PROBLEM DETAILS:
Please retype the data in full and exactly; the pictures are not part of the copy.
——————————
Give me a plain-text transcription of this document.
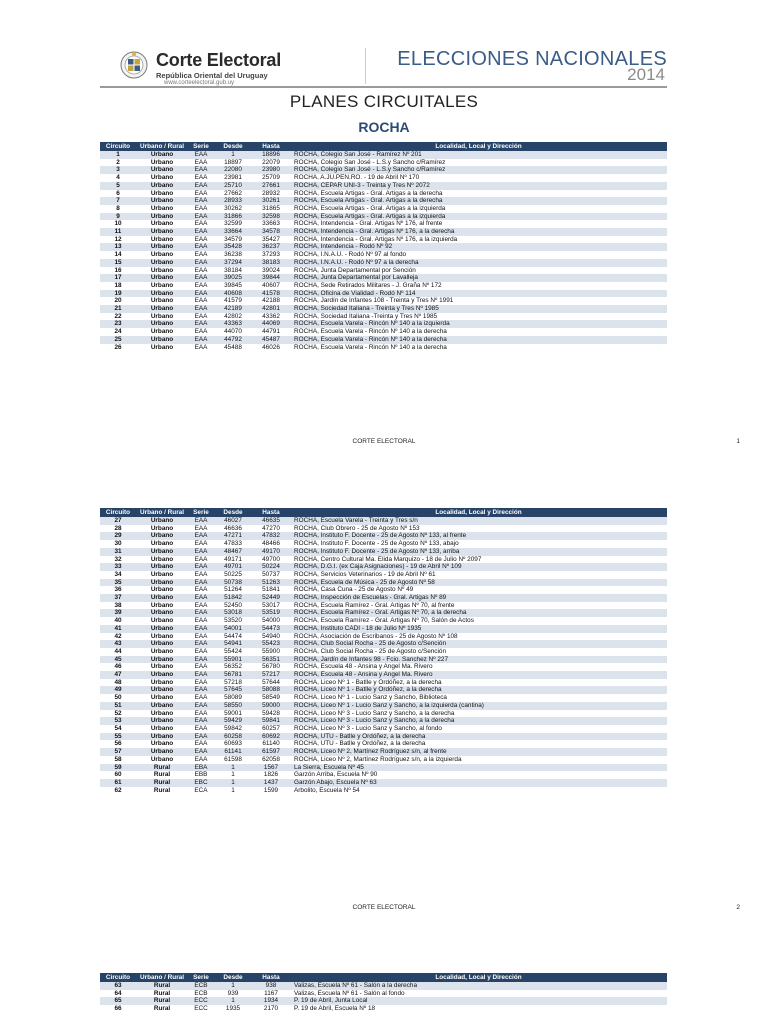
Corte Electoral
República Oriental del Uruguay
www.corteelectoral.gub.uy
ELECCIONES NACIONALES
2014
PLANES CIRCUITALES
ROCHA
Circuito	Urbano / Rural	Serie	Desde	Hasta	Localidad, Local y Dirección
1	Urbano	EAA	1	18896	ROCHA, Colegio San José - Ramírez Nº 201
2	Urbano	EAA	18897	22079	ROCHA, Colegio San José - L.S.y Sancho c/Ramírez
3	Urbano	EAA	22080	23980	ROCHA, Colegio San José - L.S.y Sancho c/Ramírez
4	Urbano	EAA	23981	25709	ROCHA, A.JU.PEN.RO. - 19 de Abril Nº 170
5	Urbano	EAA	25710	27661	ROCHA, CEPAR UNI-3 - Treinta y Tres Nº 2072
6	Urbano	EAA	27662	28932	ROCHA, Escuela Artigas - Gral. Artigas a la derecha
7	Urbano	EAA	28933	30261	ROCHA, Escuela Artigas - Gral. Artigas a la derecha
8	Urbano	EAA	30262	31865	ROCHA, Escuela Artigas - Gral. Artigas a la izquierda
9	Urbano	EAA	31866	32598	ROCHA, Escuela Artigas - Gral. Artigas a la izquierda
10	Urbano	EAA	32599	33663	ROCHA, Intendencia - Gral. Artigas Nº 176, al frente
11	Urbano	EAA	33664	34578	ROCHA, Intendencia - Gral. Artigas Nº 176, a la derecha
12	Urbano	EAA	34579	35427	ROCHA, Intendencia - Gral. Artigas Nº 176, a la izquierda
13	Urbano	EAA	35428	36237	ROCHA, Intendencia - Rodó Nº 92
14	Urbano	EAA	36238	37293	ROCHA, I.N.A.U. - Rodó Nº 97 al fondo
15	Urbano	EAA	37294	38183	ROCHA, I.N.A.U. - Rodó Nº 97 a la derecha
16	Urbano	EAA	38184	39024	ROCHA, Junta Departamental por Sención
17	Urbano	EAA	39025	39844	ROCHA, Junta Departamental por Lavalleja
18	Urbano	EAA	39845	40607	ROCHA, Sede Retirados Militares - J. Graña Nº 172
19	Urbano	EAA	40608	41578	ROCHA, Oficina de Vialidad - Rodó Nº 114
20	Urbano	EAA	41579	42188	ROCHA, Jardín de Infantes 108 - Treinta y Tres Nº 1991
21	Urbano	EAA	42189	42801	ROCHA, Sociedad Italiana - Treinta y Tres Nº 1985
22	Urbano	EAA	42802	43362	ROCHA, Sociedad Italiana -Treinta y Tres Nº 1985
23	Urbano	EAA	43363	44069	ROCHA, Escuela Varela - Rincón Nº 140 a la izquierda
24	Urbano	EAA	44070	44791	ROCHA, Escuela Varela - Rincón Nº 140 a la derecha
25	Urbano	EAA	44792	45487	ROCHA, Escuela Varela - Rincón Nº 140 a la derecha
26	Urbano	EAA	45488	46026	ROCHA, Escuela Varela - Rincón Nº 140 a la derecha
CORTE ELECTORAL	1
Circuito	Urbano / Rural	Serie	Desde	Hasta	Localidad, Local y Dirección
27	Urbano	EAA	46027	46635	ROCHA, Escuela Varela - Treinta y Tres s/n
28	Urbano	EAA	46636	47270	ROCHA, Club Obrero - 25 de Agosto Nº 153
29	Urbano	EAA	47271	47832	ROCHA, Instituto F. Docente - 25 de Agosto Nº 133, al frente
30	Urbano	EAA	47833	48466	ROCHA, Instituto F. Docente - 25 de Agosto Nº 133, abajo
31	Urbano	EAA	48467	49170	ROCHA, Instituto F. Docente - 25 de Agosto Nº 133, arriba
32	Urbano	EAA	49171	49700	ROCHA, Centro Cultural Ma. Elida Marquizo - 18 de Julio Nº 2097
33	Urbano	EAA	49701	50224	ROCHA, D.G.I. (ex Caja Asignaciones) - 19 de Abril Nº 109
34	Urbano	EAA	50225	50737	ROCHA, Servicios Veterinarios - 19 de Abril Nº 61
35	Urbano	EAA	50738	51263	ROCHA, Escuela de Música - 25 de Agosto Nº 58
36	Urbano	EAA	51264	51841	ROCHA, Casa Cuna - 25 de Agosto Nº 49
37	Urbano	EAA	51842	52449	ROCHA, Inspección de Escuelas - Gral. Artigas Nº 89
38	Urbano	EAA	52450	53017	ROCHA, Escuela Ramírez - Gral. Artigas Nº 70, al frente
39	Urbano	EAA	53018	53519	ROCHA, Escuela Ramírez - Gral. Artigas Nº 70, a la derecha
40	Urbano	EAA	53520	54000	ROCHA, Escuela Ramírez - Gral. Artigas Nº 70, Salón de Actos
41	Urbano	EAA	54001	54473	ROCHA, Instituto CADI - 18 de Julio Nº 1935
42	Urbano	EAA	54474	54940	ROCHA, Asociación de Escribanos - 25 de Agosto Nº 108
43	Urbano	EAA	54941	55423	ROCHA, Club Social Rocha - 25 de Agosto c/Sención
44	Urbano	EAA	55424	55900	ROCHA, Club Social Rocha - 25 de Agosto c/Sención
45	Urbano	EAA	55901	56351	ROCHA, Jardín de Infantes 98 - Fcio. Sanchez Nº 227
46	Urbano	EAA	56352	56780	ROCHA, Escuela 48 - Ansina y Angel Ma. Rivero
47	Urbano	EAA	56781	57217	ROCHA, Escuela 48 - Ansina y Angel Ma. Rivero
48	Urbano	EAA	57218	57644	ROCHA, Liceo Nº 1 - Batlle y Ordóñez, a la derecha
49	Urbano	EAA	57645	58088	ROCHA, Liceo Nº 1 - Batlle y Ordóñez, a la derecha
50	Urbano	EAA	58089	58549	ROCHA, Liceo Nº 1 - Lucio Sanz y Sancho, Biblioteca
51	Urbano	EAA	58550	59000	ROCHA, Liceo Nº 1 - Lucio Sanz y Sancho, a la izquierda (cantina)
52	Urbano	EAA	59001	59428	ROCHA, Liceo Nº 3 - Lucio Sanz y Sancho, a la derecha
53	Urbano	EAA	59429	59841	ROCHA, Liceo Nº 3 - Lucio Sanz y Sancho, a la derecha
54	Urbano	EAA	59842	60257	ROCHA, Liceo Nº 3 - Lucio Sanz y Sancho, al fondo
55	Urbano	EAA	60258	60692	ROCHA, UTU - Batlle y Ordóñez, a la derecha
56	Urbano	EAA	60693	61140	ROCHA, UTU - Batlle y Ordóñez, a la derecha
57	Urbano	EAA	61141	61597	ROCHA, Liceo Nº 2, Martínez Rodríguez s/n, al frente
58	Urbano	EAA	61598	62058	ROCHA, Liceo Nº 2, Martínez Rodríguez s/n, a la izquierda
59	Rural	EBA	1	1567	La Sierra, Escuela Nº 45
60	Rural	EBB	1	1826	Garzón Arriba, Escuela Nº 90
61	Rural	EBC	1	1437	Garzón Abajo, Escuela Nº 63
62	Rural	ECA	1	1599	Arbolito, Escuela Nº 54
CORTE ELECTORAL	2
Circuito	Urbano / Rural	Serie	Desde	Hasta	Localidad, Local y Dirección
63	Rural	ECB	1	938	Valizas, Escuela Nº 61 - Salón a la derecha
64	Rural	ECB	939	1167	Valizas, Escuela Nº 61 - Salón al fondo
65	Rural	ECC	1	1934	P. 19 de Abril, Junta Local
66	Rural	ECC	1935	2170	P. 19 de Abril, Escuela Nº 18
——————————
SOLUTION FOR THIS EXERCISE:
Give me a plain-text transcription of this document.
Corte Electoral
República Oriental del Uruguay
www.corteelectoral.gub.uy
ELECCIONES NACIONALES
2014
PLANES CIRCUITALES
ROCHA
Circuito	Urbano / Rural	Serie	Desde	Hasta	Localidad, Local y Dirección
1	Urbano	EAA	1	18896	ROCHA, Colegio San José - Ramírez Nº 201
2	Urbano	EAA	18897	22079	ROCHA, Colegio San José - L.S.y Sancho c/Ramírez
3	Urbano	EAA	22080	23980	ROCHA, Colegio San José - L.S.y Sancho c/Ramírez
4	Urbano	EAA	23981	25709	ROCHA, A.JU.PEN.RO. - 19 de Abril Nº 170
5	Urbano	EAA	25710	27661	ROCHA, CEPAR UNI-3 - Treinta y Tres Nº 2072
6	Urbano	EAA	27662	28932	ROCHA, Escuela Artigas - Gral. Artigas a la derecha
7	Urbano	EAA	28933	30261	ROCHA, Escuela Artigas - Gral. Artigas a la derecha
8	Urbano	EAA	30262	31865	ROCHA, Escuela Artigas - Gral. Artigas a la izquierda
9	Urbano	EAA	31866	32598	ROCHA, Escuela Artigas - Gral. Artigas a la izquierda
10	Urbano	EAA	32599	33663	ROCHA, Intendencia - Gral. Artigas Nº 176, al frente
11	Urbano	EAA	33664	34578	ROCHA, Intendencia - Gral. Artigas Nº 176, a la derecha
12	Urbano	EAA	34579	35427	ROCHA, Intendencia - Gral. Artigas Nº 176, a la izquierda
13	Urbano	EAA	35428	36237	ROCHA, Intendencia - Rodó Nº 92
14	Urbano	EAA	36238	37293	ROCHA, I.N.A.U. - Rodó Nº 97 al fondo
15	Urbano	EAA	37294	38183	ROCHA, I.N.A.U. - Rodó Nº 97 a la derecha
16	Urbano	EAA	38184	39024	ROCHA, Junta Departamental por Sención
17	Urbano	EAA	39025	39844	ROCHA, Junta Departamental por Lavalleja
18	Urbano	EAA	39845	40607	ROCHA, Sede Retirados Militares - J. Graña Nº 172
19	Urbano	EAA	40608	41578	ROCHA, Oficina de Vialidad - Rodó Nº 114
20	Urbano	EAA	41579	42188	ROCHA, Jardín de Infantes 108 - Treinta y Tres Nº 1991
21	Urbano	EAA	42189	42801	ROCHA, Sociedad Italiana - Treinta y Tres Nº 1985
22	Urbano	EAA	42802	43362	ROCHA, Sociedad Italiana -Treinta y Tres Nº 1985
23	Urbano	EAA	43363	44069	ROCHA, Escuela Varela - Rincón Nº 140 a la izquierda
24	Urbano	EAA	44070	44791	ROCHA, Escuela Varela - Rincón Nº 140 a la derecha
25	Urbano	EAA	44792	45487	ROCHA, Escuela Varela - Rincón Nº 140 a la derecha
26	Urbano	EAA	45488	46026	ROCHA, Escuela Varela - Rincón Nº 140 a la derecha
CORTE ELECTORAL	1
Circuito	Urbano / Rural	Serie	Desde	Hasta	Localidad, Local y Dirección
27	Urbano	EAA	46027	46635	ROCHA, Escuela Varela - Treinta y Tres s/n
28	Urbano	EAA	46636	47270	ROCHA, Club Obrero - 25 de Agosto Nº 153
29	Urbano	EAA	47271	47832	ROCHA, Instituto F. Docente - 25 de Agosto Nº 133, al frente
30	Urbano	EAA	47833	48466	ROCHA, Instituto F. Docente - 25 de Agosto Nº 133, abajo
31	Urbano	EAA	48467	49170	ROCHA, Instituto F. Docente - 25 de Agosto Nº 133, arriba
32	Urbano	EAA	49171	49700	ROCHA, Centro Cultural Ma. Elida Marquizo - 18 de Julio Nº 2097
33	Urbano	EAA	49701	50224	ROCHA, D.G.I. (ex Caja Asignaciones) - 19 de Abril Nº 109
34	Urbano	EAA	50225	50737	ROCHA, Servicios Veterinarios - 19 de Abril Nº 61
35	Urbano	EAA	50738	51263	ROCHA, Escuela de Música - 25 de Agosto Nº 58
36	Urbano	EAA	51264	51841	ROCHA, Casa Cuna - 25 de Agosto Nº 49
37	Urbano	EAA	51842	52449	ROCHA, Inspección de Escuelas - Gral. Artigas Nº 89
38	Urbano	EAA	52450	53017	ROCHA, Escuela Ramírez - Gral. Artigas Nº 70, al frente
39	Urbano	EAA	53018	53519	ROCHA, Escuela Ramírez - Gral. Artigas Nº 70, a la derecha
40	Urbano	EAA	53520	54000	ROCHA, Escuela Ramírez - Gral. Artigas Nº 70, Salón de Actos
41	Urbano	EAA	54001	54473	ROCHA, Instituto CADI - 18 de Julio Nº 1935
42	Urbano	EAA	54474	54940	ROCHA, Asociación de Escribanos - 25 de Agosto Nº 108
43	Urbano	EAA	54941	55423	ROCHA, Club Social Rocha - 25 de Agosto c/Sención
44	Urbano	EAA	55424	55900	ROCHA, Club Social Rocha - 25 de Agosto c/Sención
45	Urbano	EAA	55901	56351	ROCHA, Jardín de Infantes 98 - Fcio. Sanchez Nº 227
46	Urbano	EAA	56352	56780	ROCHA, Escuela 48 - Ansina y Angel Ma. Rivero
47	Urbano	EAA	56781	57217	ROCHA, Escuela 48 - Ansina y Angel Ma. Rivero
48	Urbano	EAA	57218	57644	ROCHA, Liceo Nº 1 - Batlle y Ordóñez, a la derecha
49	Urbano	EAA	57645	58088	ROCHA, Liceo Nº 1 - Batlle y Ordóñez, a la derecha
50	Urbano	EAA	58089	58549	ROCHA, Liceo Nº 1 - Lucio Sanz y Sancho, Biblioteca
51	Urbano	EAA	58550	59000	ROCHA, Liceo Nº 1 - Lucio Sanz y Sancho, a la izquierda (cantina)
52	Urbano	EAA	59001	59428	ROCHA, Liceo Nº 3 - Lucio Sanz y Sancho, a la derecha
53	Urbano	EAA	59429	59841	ROCHA, Liceo Nº 3 - Lucio Sanz y Sancho, a la derecha
54	Urbano	EAA	59842	60257	ROCHA, Liceo Nº 3 - Lucio Sanz y Sancho, al fondo
55	Urbano	EAA	60258	60692	ROCHA, UTU - Batlle y Ordóñez, a la derecha
56	Urbano	EAA	60693	61140	ROCHA, UTU - Batlle y Ordóñez, a la derecha
57	Urbano	EAA	61141	61597	ROCHA, Liceo Nº 2, Martínez Rodríguez s/n, al frente
58	Urbano	EAA	61598	62058	ROCHA, Liceo Nº 2, Martínez Rodríguez s/n, a la izquierda
59	Rural	EBA	1	1567	La Sierra, Escuela Nº 45
60	Rural	EBB	1	1826	Garzón Arriba, Escuela Nº 90
61	Rural	EBC	1	1437	Garzón Abajo, Escuela Nº 63
62	Rural	ECA	1	1599	Arbolito, Escuela Nº 54
CORTE ELECTORAL	2
Circuito	Urbano / Rural	Serie	Desde	Hasta	Localidad, Local y Dirección
63	Rural	ECB	1	938	Valizas, Escuela Nº 61 - Salón a la derecha
64	Rural	ECB	939	1167	Valizas, Escuela Nº 61 - Salón al fondo
65	Rural	ECC	1	1934	P. 19 de Abril, Junta Local
66	Rural	ECC	1935	2170	P. 19 de Abril, Escuela Nº 18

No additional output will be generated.